• Exercise description: Reproduce every entry below precisely. Pictures are excluded from the copy.

• Material provided:
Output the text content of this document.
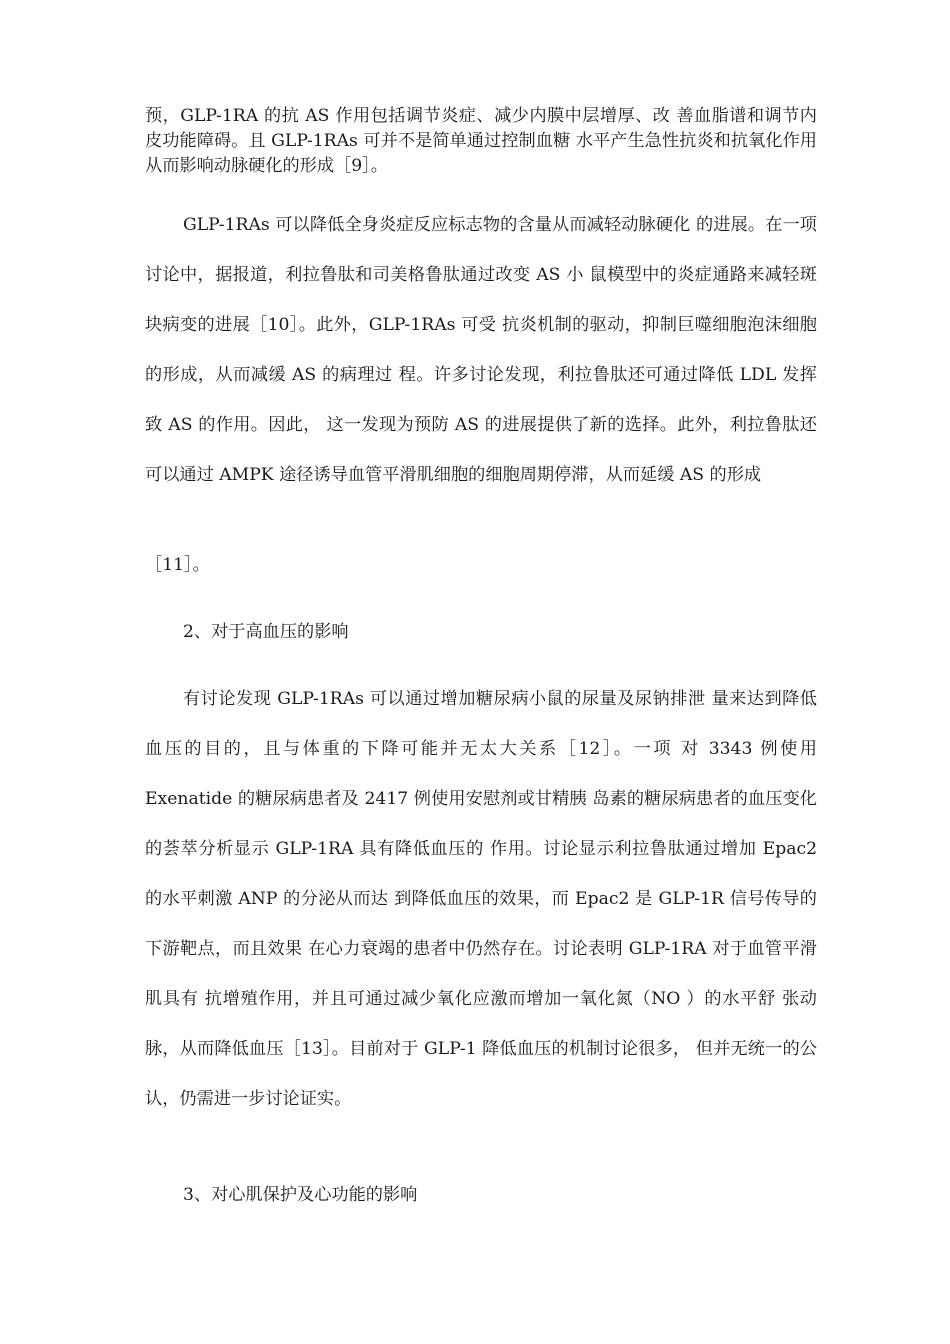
预，GLP-1RA 的抗 AS 作用包括调节炎症、减少内膜中层增厚、改 善血脂谱和调节内皮功能障碍。且 GLP-1RAs 可并不是简单通过控制血糖 水平产生急性抗炎和抗氧化作用从而影响动脉硬化的形成［9］。

GLP-1RAs 可以降低全身炎症反应标志物的含量从而减轻动脉硬化 的进展。在一项讨论中，据报道，利拉鲁肽和司美格鲁肽通过改变 AS 小 鼠模型中的炎症通路来减轻斑块病变的进展［10］。此外，GLP-1RAs 可受 抗炎机制的驱动，抑制巨噬细胞泡沫细胞的形成，从而减缓 AS 的病理过 程。许多讨论发现，利拉鲁肽还可通过降低 LDL 发挥致 AS 的作用。因此， 这一发现为预防 AS 的进展提供了新的选择。此外，利拉鲁肽还可以通过 AMPK 途径诱导血管平滑肌细胞的细胞周期停滞，从而延缓 AS 的形成

［11］。

2、对于高血压的影响

有讨论发现 GLP-1RAs 可以通过增加糖尿病小鼠的尿量及尿钠排泄 量来达到降低血压的目的，且与体重的下降可能并无太大关系［12］。一项 对 3343 例使用 Exenatide 的糖尿病患者及 2417 例使用安慰剂或甘精胰 岛素的糖尿病患者的血压变化的荟萃分析显示 GLP-1RA 具有降低血压的 作用。讨论显示利拉鲁肽通过增加 Epac2 的水平刺激 ANP 的分泌从而达 到降低血压的效果，而 Epac2 是 GLP-1R 信号传导的下游靶点，而且效果 在心力衰竭的患者中仍然存在。讨论表明 GLP-1RA 对于血管平滑肌具有 抗增殖作用，并且可通过减少氧化应激而增加一氧化氮（NO ）的水平舒 张动脉，从而降低血压［13］。目前对于 GLP-1 降低血压的机制讨论很多， 但并无统一的公认，仍需进一步讨论证实。

3、对心肌保护及心功能的影响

• Solution for this task:
Output the text content of this document.
预，GLP-1RA 的抗 AS 作用包括调节炎症、减少内膜中层增厚、改 善血脂谱和调节内皮功能障碍。且 GLP-1RAs 可并不是简单通过控制血糖 水平产生急性抗炎和抗氧化作用从而影响动脉硬化的形成［9］。

GLP-1RAs 可以降低全身炎症反应标志物的含量从而减轻动脉硬化 的进展。在一项讨论中，据报道，利拉鲁肽和司美格鲁肽通过改变 AS 小 鼠模型中的炎症通路来减轻斑块病变的进展［10］。此外，GLP-1RAs 可受 抗炎机制的驱动，抑制巨噬细胞泡沫细胞的形成，从而减缓 AS 的病理过 程。许多讨论发现，利拉鲁肽还可通过降低 LDL 发挥致 AS 的作用。因此， 这一发现为预防 AS 的进展提供了新的选择。此外，利拉鲁肽还可以通过 AMPK 途径诱导血管平滑肌细胞的细胞周期停滞，从而延缓 AS 的形成

［11］。

2、对于高血压的影响

有讨论发现 GLP-1RAs 可以通过增加糖尿病小鼠的尿量及尿钠排泄 量来达到降低血压的目的，且与体重的下降可能并无太大关系［12］。一项 对 3343 例使用 Exenatide 的糖尿病患者及 2417 例使用安慰剂或甘精胰 岛素的糖尿病患者的血压变化的荟萃分析显示 GLP-1RA 具有降低血压的 作用。讨论显示利拉鲁肽通过增加 Epac2 的水平刺激 ANP 的分泌从而达 到降低血压的效果，而 Epac2 是 GLP-1R 信号传导的下游靶点，而且效果 在心力衰竭的患者中仍然存在。讨论表明 GLP-1RA 对于血管平滑肌具有 抗增殖作用，并且可通过减少氧化应激而增加一氧化氮（NO ）的水平舒 张动脉，从而降低血压［13］。目前对于 GLP-1 降低血压的机制讨论很多， 但并无统一的公认，仍需进一步讨论证实。

3、对心肌保护及心功能的影响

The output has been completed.